Available data:
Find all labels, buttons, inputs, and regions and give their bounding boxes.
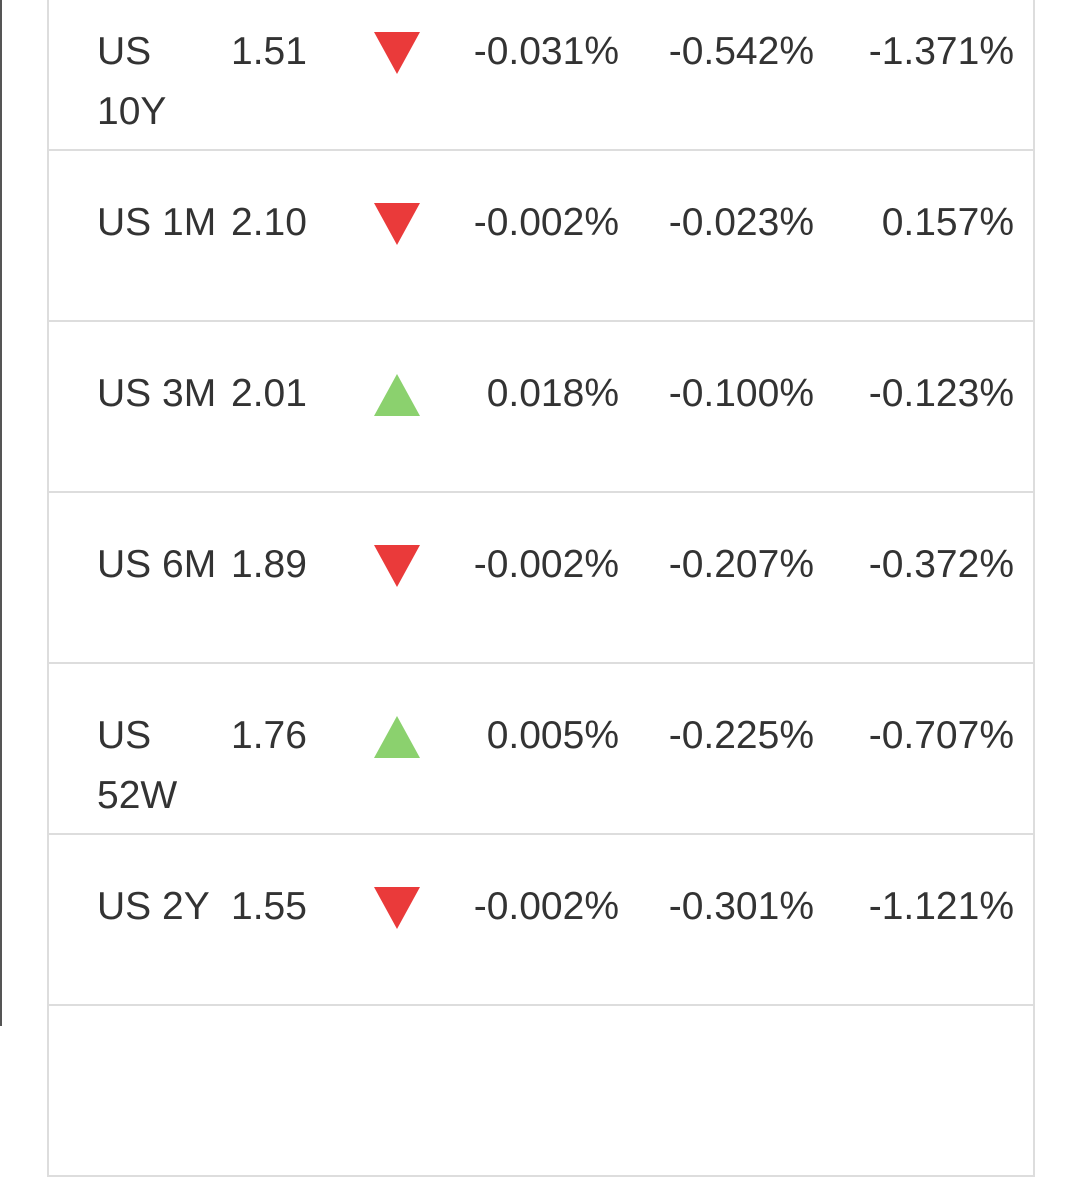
instrument-name: US 1M bbox=[97, 201, 217, 244]
instrument-name: US 10Y bbox=[97, 30, 167, 133]
change-2: -0.225% bbox=[668, 714, 814, 757]
instrument-name: US 3M bbox=[97, 372, 217, 415]
triangle-up-icon bbox=[374, 716, 420, 758]
yield-value: 2.01 bbox=[231, 372, 307, 415]
change-3: -0.372% bbox=[868, 543, 1014, 586]
instrument-name: US 2Y bbox=[97, 885, 210, 928]
triangle-up-icon bbox=[374, 374, 420, 416]
yields-table: US 10Y 1.51 -0.031% -0.542% -1.371% US 1… bbox=[47, 0, 1035, 1177]
change-2: -0.100% bbox=[668, 372, 814, 415]
table-row[interactable]: US 3M 2.01 0.018% -0.100% -0.123% bbox=[49, 322, 1033, 493]
change-1: -0.002% bbox=[473, 885, 619, 928]
change-3: -0.123% bbox=[868, 372, 1014, 415]
change-1: -0.002% bbox=[473, 201, 619, 244]
yield-value: 1.51 bbox=[231, 30, 307, 73]
change-2: -0.301% bbox=[668, 885, 814, 928]
change-3: -1.121% bbox=[868, 885, 1014, 928]
change-1: -0.031% bbox=[473, 30, 619, 73]
yield-value: 1.55 bbox=[231, 885, 307, 928]
triangle-down-icon bbox=[374, 545, 420, 587]
change-3: 0.157% bbox=[881, 201, 1014, 244]
yield-value: 2.10 bbox=[231, 201, 307, 244]
change-2: -0.207% bbox=[668, 543, 814, 586]
change-1: 0.018% bbox=[486, 372, 619, 415]
window-edge bbox=[0, 0, 2, 1026]
change-1: -0.002% bbox=[473, 543, 619, 586]
change-2: -0.542% bbox=[668, 30, 814, 73]
yield-value: 1.76 bbox=[231, 714, 307, 757]
triangle-down-icon bbox=[374, 32, 420, 74]
change-1: 0.005% bbox=[486, 714, 619, 757]
table-row[interactable]: US 52W 1.76 0.005% -0.225% -0.707% bbox=[49, 664, 1033, 835]
yield-value: 1.89 bbox=[231, 543, 307, 586]
table-row[interactable]: US 2Y 1.55 -0.002% -0.301% -1.121% bbox=[49, 835, 1033, 1006]
triangle-down-icon bbox=[374, 203, 420, 245]
change-3: -1.371% bbox=[868, 30, 1014, 73]
table-row[interactable]: US 10Y 1.51 -0.031% -0.542% -1.371% bbox=[49, 0, 1033, 151]
instrument-name: US 52W bbox=[97, 714, 178, 817]
change-3: -0.707% bbox=[868, 714, 1014, 757]
instrument-name: US 6M bbox=[97, 543, 217, 586]
change-2: -0.023% bbox=[668, 201, 814, 244]
table-row-partial bbox=[49, 1006, 1033, 1177]
table-row[interactable]: US 6M 1.89 -0.002% -0.207% -0.372% bbox=[49, 493, 1033, 664]
triangle-down-icon bbox=[374, 887, 420, 929]
table-row[interactable]: US 1M 2.10 -0.002% -0.023% 0.157% bbox=[49, 151, 1033, 322]
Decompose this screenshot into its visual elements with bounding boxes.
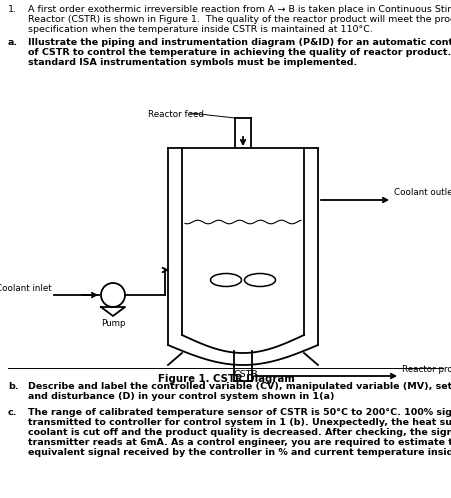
Text: equivalent signal received by the controller in % and current temperature inside: equivalent signal received by the contro… — [28, 448, 451, 457]
Text: Figure 1. CSTR Diagram: Figure 1. CSTR Diagram — [157, 374, 295, 384]
Text: a.: a. — [8, 38, 18, 47]
Text: Pump: Pump — [101, 319, 125, 328]
Text: The range of calibrated temperature sensor of CSTR is 50°C to 200°C. 100% signal: The range of calibrated temperature sens… — [28, 408, 451, 417]
Text: transmitter reads at 6mA. As a control engineer, you are required to estimate th: transmitter reads at 6mA. As a control e… — [28, 438, 451, 447]
Text: c.: c. — [8, 408, 18, 417]
Text: Describe and label the controlled variable (CV), manipulated variable (MV), set : Describe and label the controlled variab… — [28, 382, 451, 391]
Text: Reactor feed: Reactor feed — [148, 110, 204, 119]
Text: 1.: 1. — [8, 5, 17, 14]
Text: transmitted to controller for control system in 1 (b). Unexpectedly, the heat su: transmitted to controller for control sy… — [28, 418, 451, 427]
Text: Reactor product: Reactor product — [402, 365, 451, 374]
Text: b.: b. — [8, 382, 18, 391]
Text: specification when the temperature inside CSTR is maintained at 110°C.: specification when the temperature insid… — [28, 25, 373, 34]
Text: Coolant outlet: Coolant outlet — [394, 188, 451, 197]
Text: Reactor (CSTR) is shown in Figure 1.  The quality of the reactor product will me: Reactor (CSTR) is shown in Figure 1. The… — [28, 15, 451, 24]
Text: A first order exothermic irreversible reaction from A → B is taken place in Cont: A first order exothermic irreversible re… — [28, 5, 451, 14]
Text: and disturbance (D) in your control system shown in 1(a): and disturbance (D) in your control syst… — [28, 392, 335, 401]
Text: coolant is cut off and the product quality is decreased. After checking, the sig: coolant is cut off and the product quali… — [28, 428, 451, 437]
Text: Coolant inlet: Coolant inlet — [0, 284, 52, 293]
Text: of CSTR to control the temperature in achieving the quality of reactor product. : of CSTR to control the temperature in ac… — [28, 48, 451, 57]
Text: CSTR: CSTR — [233, 370, 258, 379]
Text: standard ISA instrumentation symbols must be implemented.: standard ISA instrumentation symbols mus… — [28, 58, 357, 67]
Text: Illustrate the piping and instrumentation diagram (P&ID) for an automatic contro: Illustrate the piping and instrumentatio… — [28, 38, 451, 47]
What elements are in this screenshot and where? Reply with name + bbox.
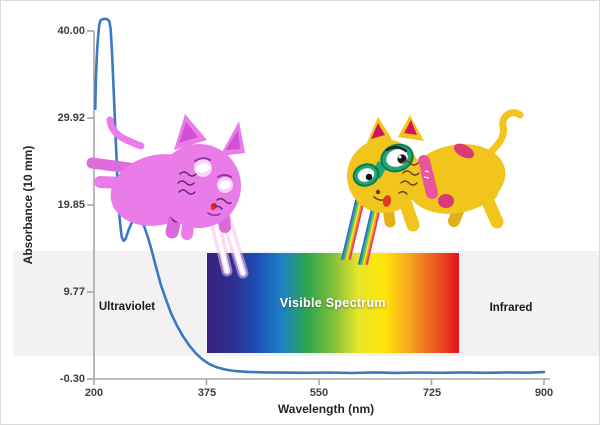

To do:
Copy every line of the entries above word for word, leaving out the pictures.

Worked answer:
Find all labels, buttons, inputs, and regions and give their bounding boxes.
instrument-name: US 1M bbox=[97, 201, 217, 244]
instrument-name: US 10Y bbox=[97, 30, 167, 133]
change-2: -0.225% bbox=[668, 714, 814, 757]
instrument-name: US 3M bbox=[97, 372, 217, 415]
triangle-up-icon bbox=[374, 716, 420, 758]
yield-value: 2.01 bbox=[231, 372, 307, 415]
change-3: -0.372% bbox=[868, 543, 1014, 586]
instrument-name: US 2Y bbox=[97, 885, 210, 928]
triangle-up-icon bbox=[374, 374, 420, 416]
yields-table: US 10Y 1.51 -0.031% -0.542% -1.371% US 1… bbox=[47, 0, 1035, 1177]
change-2: -0.100% bbox=[668, 372, 814, 415]
table-row[interactable]: US 3M 2.01 0.018% -0.100% -0.123% bbox=[49, 322, 1033, 493]
change-1: -0.002% bbox=[473, 885, 619, 928]
change-3: -0.123% bbox=[868, 372, 1014, 415]
change-1: -0.002% bbox=[473, 201, 619, 244]
yield-value: 1.51 bbox=[231, 30, 307, 73]
change-2: -0.301% bbox=[668, 885, 814, 928]
change-3: -1.121% bbox=[868, 885, 1014, 928]
change-1: -0.031% bbox=[473, 30, 619, 73]
yield-value: 1.55 bbox=[231, 885, 307, 928]
triangle-down-icon bbox=[374, 545, 420, 587]
change-3: 0.157% bbox=[881, 201, 1014, 244]
yield-value: 2.10 bbox=[231, 201, 307, 244]
change-2: -0.207% bbox=[668, 543, 814, 586]
change-1: 0.018% bbox=[486, 372, 619, 415]
window-edge bbox=[0, 0, 2, 1026]
change-1: -0.002% bbox=[473, 543, 619, 586]
change-2: -0.542% bbox=[668, 30, 814, 73]
yield-value: 1.76 bbox=[231, 714, 307, 757]
triangle-down-icon bbox=[374, 32, 420, 74]
change-1: 0.005% bbox=[486, 714, 619, 757]
table-row[interactable]: US 52W 1.76 0.005% -0.225% -0.707% bbox=[49, 664, 1033, 835]
yield-value: 1.89 bbox=[231, 543, 307, 586]
table-row[interactable]: US 2Y 1.55 -0.002% -0.301% -1.121% bbox=[49, 835, 1033, 1006]
triangle-down-icon bbox=[374, 203, 420, 245]
change-3: -1.371% bbox=[868, 30, 1014, 73]
table-row[interactable]: US 10Y 1.51 -0.031% -0.542% -1.371% bbox=[49, 0, 1033, 151]
instrument-name: US 52W bbox=[97, 714, 178, 817]
change-3: -0.707% bbox=[868, 714, 1014, 757]
instrument-name: US 6M bbox=[97, 543, 217, 586]
change-2: -0.023% bbox=[668, 201, 814, 244]
table-row-partial bbox=[49, 1006, 1033, 1177]
table-row[interactable]: US 6M 1.89 -0.002% -0.207% -0.372% bbox=[49, 493, 1033, 664]
triangle-down-icon bbox=[374, 887, 420, 929]
table-row[interactable]: US 1M 2.10 -0.002% -0.023% 0.157% bbox=[49, 151, 1033, 322]
Decompose this screenshot into its visual elements with bounding boxes.
Text: equivalent signal received by the controller in % and current temperature inside: equivalent signal received by the contro… — [28, 448, 451, 457]
Text: Figure 1. CSTR Diagram: Figure 1. CSTR Diagram — [157, 374, 295, 384]
Text: a.: a. — [8, 38, 18, 47]
Text: Pump: Pump — [101, 319, 125, 328]
Text: The range of calibrated temperature sensor of CSTR is 50°C to 200°C. 100% signal: The range of calibrated temperature sens… — [28, 408, 451, 417]
Text: transmitter reads at 6mA. As a control engineer, you are required to estimate th: transmitter reads at 6mA. As a control e… — [28, 438, 451, 447]
Text: c.: c. — [8, 408, 18, 417]
Text: Describe and label the controlled variable (CV), manipulated variable (MV), set : Describe and label the controlled variab… — [28, 382, 451, 391]
Text: Reactor feed: Reactor feed — [148, 110, 204, 119]
Text: 1.: 1. — [8, 5, 17, 14]
Text: transmitted to controller for control system in 1 (b). Unexpectedly, the heat su: transmitted to controller for control sy… — [28, 418, 451, 427]
Text: Reactor product: Reactor product — [402, 365, 451, 374]
Text: b.: b. — [8, 382, 18, 391]
Text: specification when the temperature inside CSTR is maintained at 110°C.: specification when the temperature insid… — [28, 25, 373, 34]
Text: Coolant outlet: Coolant outlet — [394, 188, 451, 197]
Text: Reactor (CSTR) is shown in Figure 1.  The quality of the reactor product will me: Reactor (CSTR) is shown in Figure 1. The… — [28, 15, 451, 24]
Text: A first order exothermic irreversible reaction from A → B is taken place in Cont: A first order exothermic irreversible re… — [28, 5, 451, 14]
Text: and disturbance (D) in your control system shown in 1(a): and disturbance (D) in your control syst… — [28, 392, 335, 401]
Text: coolant is cut off and the product quality is decreased. After checking, the sig: coolant is cut off and the product quali… — [28, 428, 451, 437]
Text: Coolant inlet: Coolant inlet — [0, 284, 52, 293]
Text: of CSTR to control the temperature in achieving the quality of reactor product. : of CSTR to control the temperature in ac… — [28, 48, 451, 57]
Text: CSTR: CSTR — [233, 370, 258, 379]
Text: standard ISA instrumentation symbols must be implemented.: standard ISA instrumentation symbols mus… — [28, 58, 357, 67]
Text: Illustrate the piping and instrumentation diagram (P&ID) for an automatic contro: Illustrate the piping and instrumentatio… — [28, 38, 451, 47]
What elements are in this screenshot and where? Reply with name + bbox.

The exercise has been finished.